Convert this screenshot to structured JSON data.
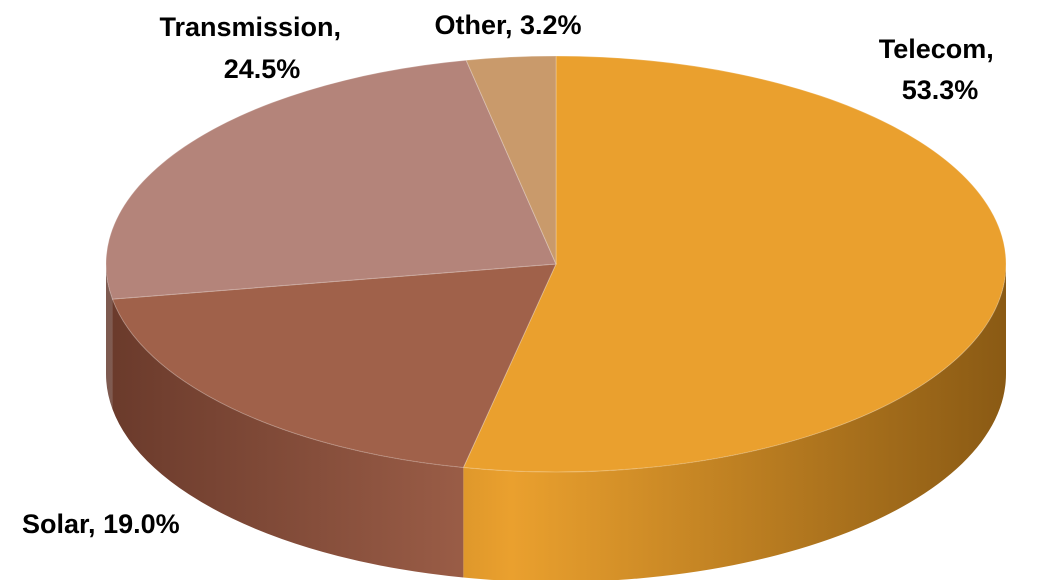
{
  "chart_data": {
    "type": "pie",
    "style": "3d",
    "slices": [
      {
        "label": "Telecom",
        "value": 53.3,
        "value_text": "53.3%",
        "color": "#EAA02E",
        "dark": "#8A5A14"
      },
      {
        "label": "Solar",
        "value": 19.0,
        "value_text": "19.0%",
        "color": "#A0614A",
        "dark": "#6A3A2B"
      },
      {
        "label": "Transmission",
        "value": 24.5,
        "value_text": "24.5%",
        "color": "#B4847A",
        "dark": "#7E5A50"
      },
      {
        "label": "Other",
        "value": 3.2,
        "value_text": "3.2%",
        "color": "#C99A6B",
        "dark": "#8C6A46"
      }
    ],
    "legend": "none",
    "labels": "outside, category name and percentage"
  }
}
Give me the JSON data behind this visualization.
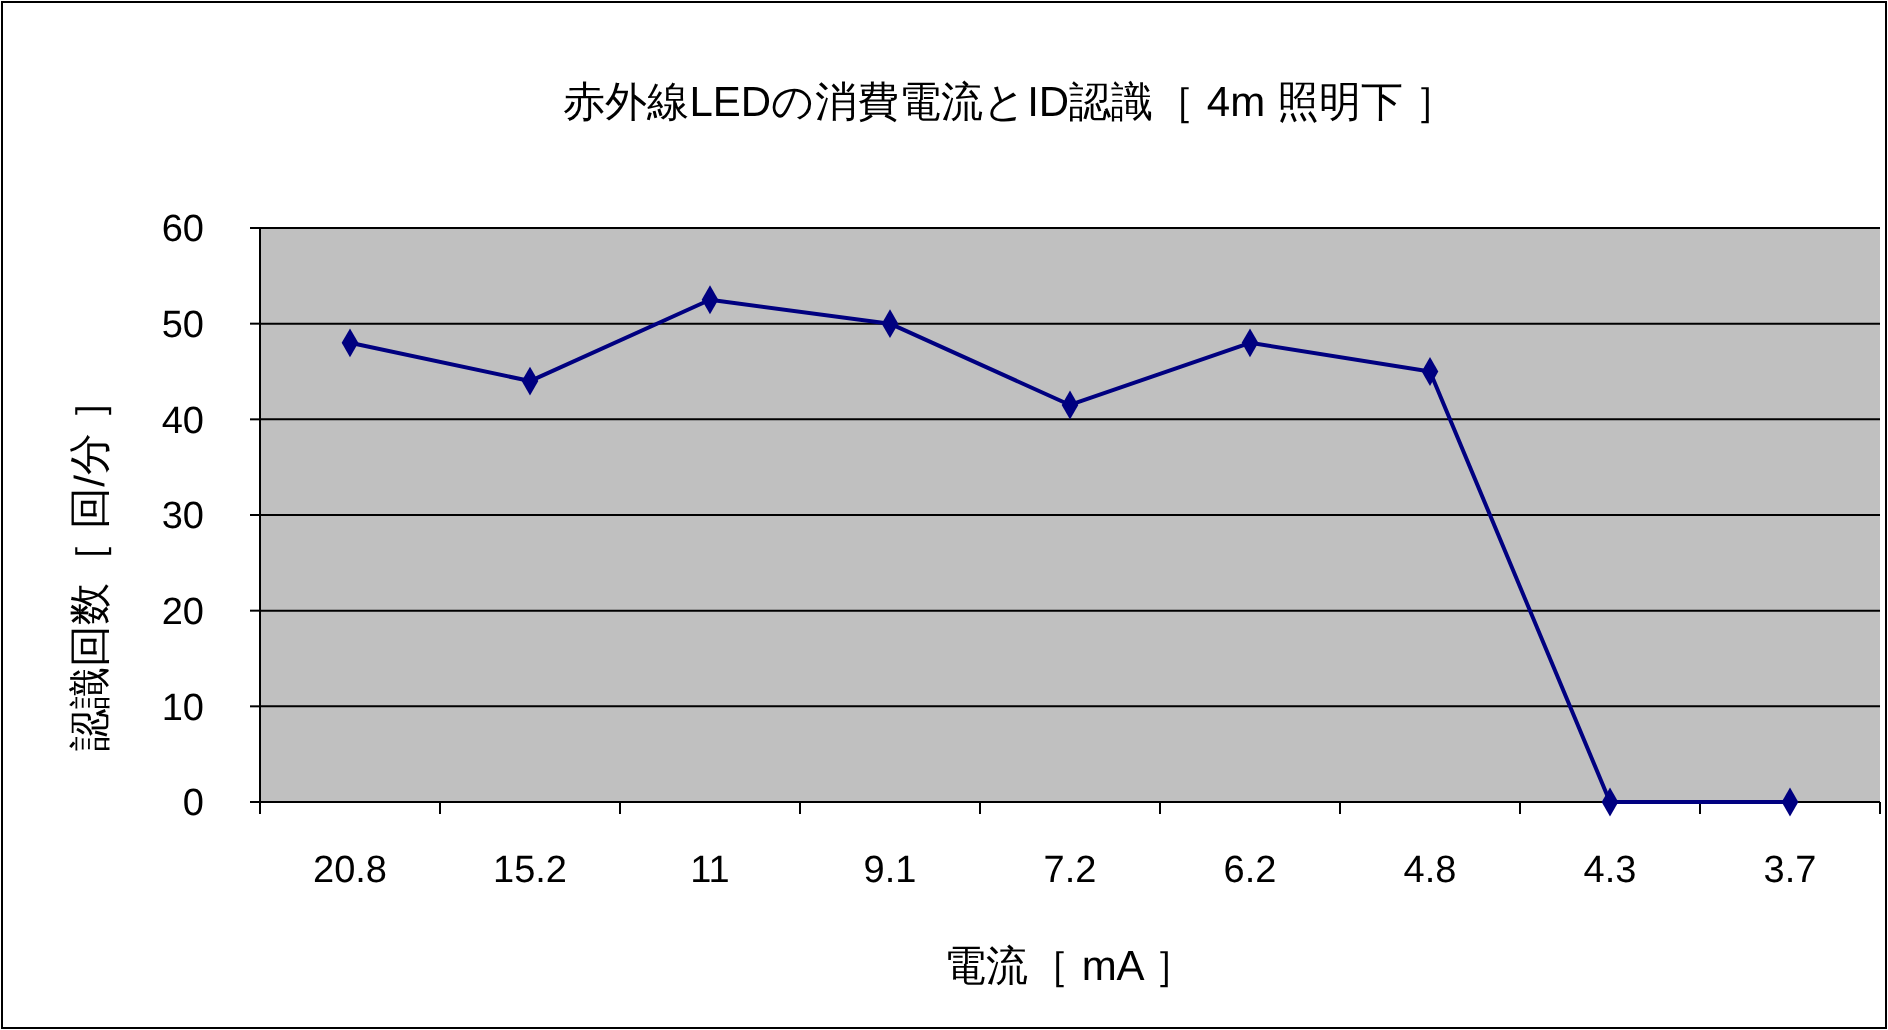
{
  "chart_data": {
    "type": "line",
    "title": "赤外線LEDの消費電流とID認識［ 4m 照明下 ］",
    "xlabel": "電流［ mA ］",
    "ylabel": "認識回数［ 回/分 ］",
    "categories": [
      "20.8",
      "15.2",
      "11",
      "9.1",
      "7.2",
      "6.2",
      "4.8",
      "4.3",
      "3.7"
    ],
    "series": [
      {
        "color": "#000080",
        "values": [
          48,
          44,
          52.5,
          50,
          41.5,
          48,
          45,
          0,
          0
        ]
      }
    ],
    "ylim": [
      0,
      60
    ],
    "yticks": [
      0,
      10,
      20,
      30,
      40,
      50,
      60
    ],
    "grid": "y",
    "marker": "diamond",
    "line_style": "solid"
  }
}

* * *

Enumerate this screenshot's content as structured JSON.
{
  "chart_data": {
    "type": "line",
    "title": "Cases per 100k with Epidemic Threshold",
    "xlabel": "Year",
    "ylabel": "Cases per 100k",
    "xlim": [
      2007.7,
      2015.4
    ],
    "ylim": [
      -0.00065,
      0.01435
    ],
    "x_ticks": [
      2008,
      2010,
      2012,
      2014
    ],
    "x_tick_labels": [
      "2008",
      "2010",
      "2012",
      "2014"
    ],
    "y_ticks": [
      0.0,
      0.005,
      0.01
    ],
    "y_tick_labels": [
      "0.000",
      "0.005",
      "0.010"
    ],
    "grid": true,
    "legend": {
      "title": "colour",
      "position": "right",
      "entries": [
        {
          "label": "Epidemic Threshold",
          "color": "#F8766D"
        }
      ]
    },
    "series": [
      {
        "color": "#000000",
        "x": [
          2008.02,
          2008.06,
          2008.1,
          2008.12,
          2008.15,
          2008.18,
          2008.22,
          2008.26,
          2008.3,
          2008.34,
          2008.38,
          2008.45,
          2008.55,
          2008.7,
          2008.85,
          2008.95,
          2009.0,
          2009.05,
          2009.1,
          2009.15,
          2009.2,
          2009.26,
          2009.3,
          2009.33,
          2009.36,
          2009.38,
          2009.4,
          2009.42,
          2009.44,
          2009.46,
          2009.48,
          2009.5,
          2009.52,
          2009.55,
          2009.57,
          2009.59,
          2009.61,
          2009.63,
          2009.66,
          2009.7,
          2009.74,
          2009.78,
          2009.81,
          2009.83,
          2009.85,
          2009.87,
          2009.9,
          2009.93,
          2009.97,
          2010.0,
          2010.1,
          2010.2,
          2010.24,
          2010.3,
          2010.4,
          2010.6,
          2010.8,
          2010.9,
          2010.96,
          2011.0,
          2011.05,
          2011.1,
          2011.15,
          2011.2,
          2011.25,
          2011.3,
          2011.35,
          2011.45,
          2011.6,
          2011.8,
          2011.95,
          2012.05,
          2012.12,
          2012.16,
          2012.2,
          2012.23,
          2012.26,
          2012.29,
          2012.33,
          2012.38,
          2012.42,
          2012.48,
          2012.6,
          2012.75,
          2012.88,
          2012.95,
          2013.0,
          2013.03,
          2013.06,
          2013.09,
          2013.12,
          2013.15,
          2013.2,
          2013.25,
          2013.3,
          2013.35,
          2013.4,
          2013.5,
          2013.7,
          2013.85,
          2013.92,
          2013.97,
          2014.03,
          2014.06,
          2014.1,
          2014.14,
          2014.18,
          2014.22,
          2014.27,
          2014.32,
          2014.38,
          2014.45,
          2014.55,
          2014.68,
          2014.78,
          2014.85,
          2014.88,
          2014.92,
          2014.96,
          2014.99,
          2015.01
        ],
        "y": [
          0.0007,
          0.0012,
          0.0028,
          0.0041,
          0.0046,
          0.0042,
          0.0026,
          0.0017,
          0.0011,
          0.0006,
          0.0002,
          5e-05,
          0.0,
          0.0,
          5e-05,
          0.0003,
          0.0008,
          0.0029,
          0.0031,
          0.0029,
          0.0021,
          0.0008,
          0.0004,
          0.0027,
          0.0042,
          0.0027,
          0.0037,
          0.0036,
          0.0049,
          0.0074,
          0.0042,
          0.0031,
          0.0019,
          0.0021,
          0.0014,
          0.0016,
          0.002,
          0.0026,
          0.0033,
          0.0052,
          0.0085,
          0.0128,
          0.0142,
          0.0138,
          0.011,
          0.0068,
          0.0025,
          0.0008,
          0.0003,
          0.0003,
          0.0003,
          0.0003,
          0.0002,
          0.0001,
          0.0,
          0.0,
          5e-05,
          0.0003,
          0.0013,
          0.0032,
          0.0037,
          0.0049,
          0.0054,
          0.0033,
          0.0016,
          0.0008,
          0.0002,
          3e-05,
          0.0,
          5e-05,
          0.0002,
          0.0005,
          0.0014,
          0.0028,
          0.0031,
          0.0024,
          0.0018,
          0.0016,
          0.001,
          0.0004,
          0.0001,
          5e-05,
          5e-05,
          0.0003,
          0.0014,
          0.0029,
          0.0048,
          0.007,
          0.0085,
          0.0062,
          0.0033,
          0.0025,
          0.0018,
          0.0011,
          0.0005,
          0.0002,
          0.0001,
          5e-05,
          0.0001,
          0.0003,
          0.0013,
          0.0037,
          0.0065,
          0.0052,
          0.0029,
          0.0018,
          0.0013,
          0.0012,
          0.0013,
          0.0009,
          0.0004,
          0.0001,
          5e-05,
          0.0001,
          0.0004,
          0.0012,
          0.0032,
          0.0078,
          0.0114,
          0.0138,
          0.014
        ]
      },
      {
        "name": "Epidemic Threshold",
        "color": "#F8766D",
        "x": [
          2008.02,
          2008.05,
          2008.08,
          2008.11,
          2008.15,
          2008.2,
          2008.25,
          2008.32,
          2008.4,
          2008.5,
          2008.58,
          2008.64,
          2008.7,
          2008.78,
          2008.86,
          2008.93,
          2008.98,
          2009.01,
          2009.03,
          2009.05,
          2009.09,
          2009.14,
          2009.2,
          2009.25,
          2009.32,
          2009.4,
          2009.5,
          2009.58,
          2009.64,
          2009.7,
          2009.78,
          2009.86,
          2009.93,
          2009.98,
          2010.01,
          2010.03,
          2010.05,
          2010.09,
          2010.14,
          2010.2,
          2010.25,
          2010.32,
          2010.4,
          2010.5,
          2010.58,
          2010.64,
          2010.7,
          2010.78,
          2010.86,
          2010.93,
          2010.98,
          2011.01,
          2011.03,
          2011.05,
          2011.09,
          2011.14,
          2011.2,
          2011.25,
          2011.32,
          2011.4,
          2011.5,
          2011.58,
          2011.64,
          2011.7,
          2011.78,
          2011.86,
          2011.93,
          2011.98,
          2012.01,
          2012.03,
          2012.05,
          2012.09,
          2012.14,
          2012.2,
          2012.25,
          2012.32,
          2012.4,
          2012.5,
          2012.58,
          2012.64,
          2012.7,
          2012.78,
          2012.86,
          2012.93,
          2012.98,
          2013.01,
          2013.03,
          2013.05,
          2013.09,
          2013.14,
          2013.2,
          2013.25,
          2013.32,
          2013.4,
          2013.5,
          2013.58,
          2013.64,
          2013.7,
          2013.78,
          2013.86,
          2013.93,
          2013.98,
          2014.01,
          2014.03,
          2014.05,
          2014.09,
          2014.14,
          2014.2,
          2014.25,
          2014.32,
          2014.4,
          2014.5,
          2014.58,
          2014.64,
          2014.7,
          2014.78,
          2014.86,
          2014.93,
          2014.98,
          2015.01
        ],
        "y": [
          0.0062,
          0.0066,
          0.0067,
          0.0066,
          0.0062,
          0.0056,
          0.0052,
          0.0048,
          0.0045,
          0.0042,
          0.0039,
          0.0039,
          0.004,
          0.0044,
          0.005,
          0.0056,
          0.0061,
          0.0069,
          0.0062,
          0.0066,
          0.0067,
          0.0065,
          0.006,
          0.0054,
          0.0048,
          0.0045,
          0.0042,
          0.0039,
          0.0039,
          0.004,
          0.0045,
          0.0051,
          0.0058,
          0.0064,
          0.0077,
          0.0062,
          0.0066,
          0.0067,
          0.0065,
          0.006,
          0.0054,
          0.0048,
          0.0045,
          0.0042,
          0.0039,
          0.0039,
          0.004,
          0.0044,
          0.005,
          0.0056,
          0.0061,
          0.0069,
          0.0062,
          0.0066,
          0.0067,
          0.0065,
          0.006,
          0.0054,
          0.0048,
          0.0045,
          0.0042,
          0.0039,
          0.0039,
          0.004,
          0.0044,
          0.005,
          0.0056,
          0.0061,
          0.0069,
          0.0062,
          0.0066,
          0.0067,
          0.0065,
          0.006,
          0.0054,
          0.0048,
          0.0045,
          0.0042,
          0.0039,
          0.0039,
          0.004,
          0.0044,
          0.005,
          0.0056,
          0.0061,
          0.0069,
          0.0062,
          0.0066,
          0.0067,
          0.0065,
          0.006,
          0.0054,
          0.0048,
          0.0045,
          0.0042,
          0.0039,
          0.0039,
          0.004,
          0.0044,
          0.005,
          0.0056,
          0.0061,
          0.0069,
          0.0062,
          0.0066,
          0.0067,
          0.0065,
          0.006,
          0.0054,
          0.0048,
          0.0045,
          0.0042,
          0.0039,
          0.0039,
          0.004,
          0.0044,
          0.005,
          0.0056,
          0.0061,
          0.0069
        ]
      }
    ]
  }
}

==

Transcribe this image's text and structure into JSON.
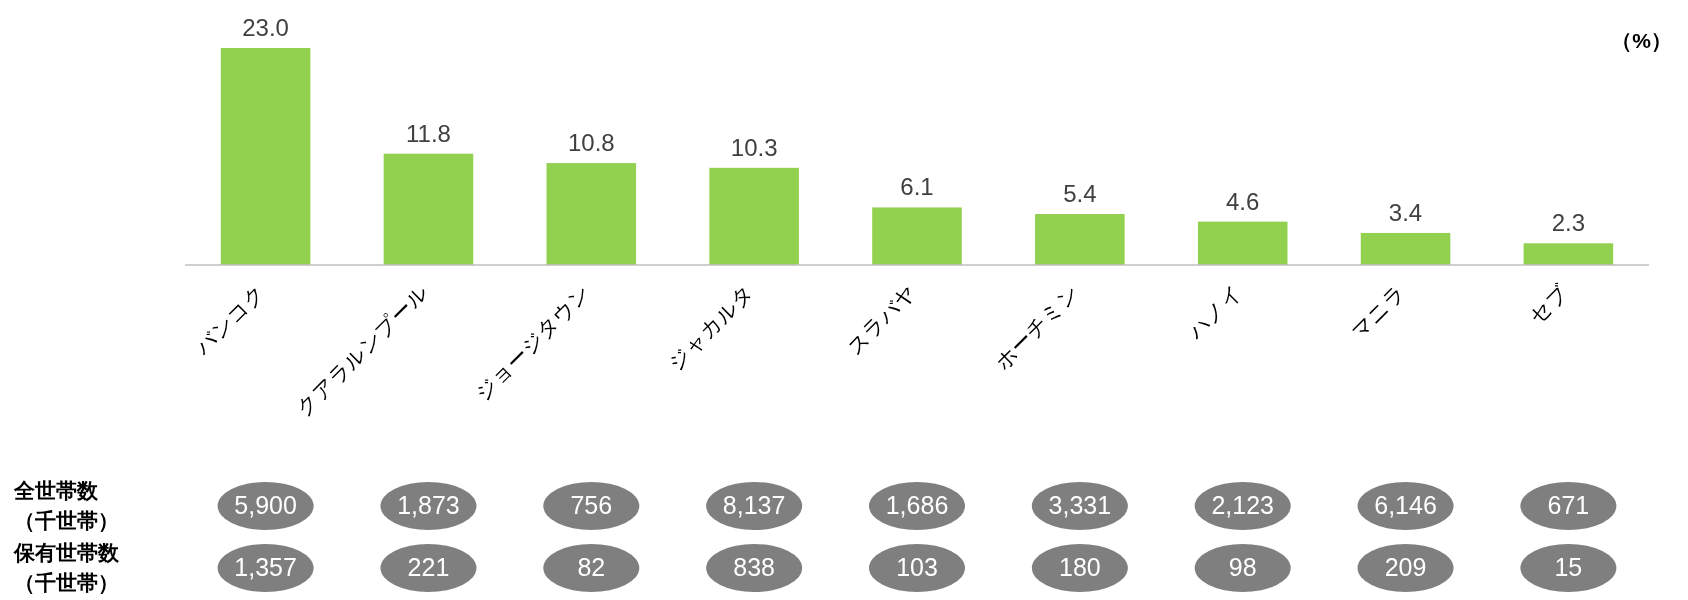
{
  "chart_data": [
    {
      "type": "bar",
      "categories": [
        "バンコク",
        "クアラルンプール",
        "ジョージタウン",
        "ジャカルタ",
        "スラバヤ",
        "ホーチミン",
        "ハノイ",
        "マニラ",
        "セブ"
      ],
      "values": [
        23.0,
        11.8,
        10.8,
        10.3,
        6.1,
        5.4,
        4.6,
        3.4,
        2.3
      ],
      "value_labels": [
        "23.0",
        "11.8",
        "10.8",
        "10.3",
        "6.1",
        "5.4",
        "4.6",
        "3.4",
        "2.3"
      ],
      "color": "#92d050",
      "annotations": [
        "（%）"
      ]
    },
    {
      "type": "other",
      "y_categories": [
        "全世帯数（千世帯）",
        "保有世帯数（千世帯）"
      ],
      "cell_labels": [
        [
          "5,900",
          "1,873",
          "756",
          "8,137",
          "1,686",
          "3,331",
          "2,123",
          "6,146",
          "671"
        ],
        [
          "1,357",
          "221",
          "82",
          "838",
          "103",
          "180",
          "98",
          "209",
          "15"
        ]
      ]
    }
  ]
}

• **WHAT YOU HAVE TO DO**:
Tally the lines in the entries above that hold the word "name". Reply with nothing but that count.

• **WRITTEN SOLUTION**:
2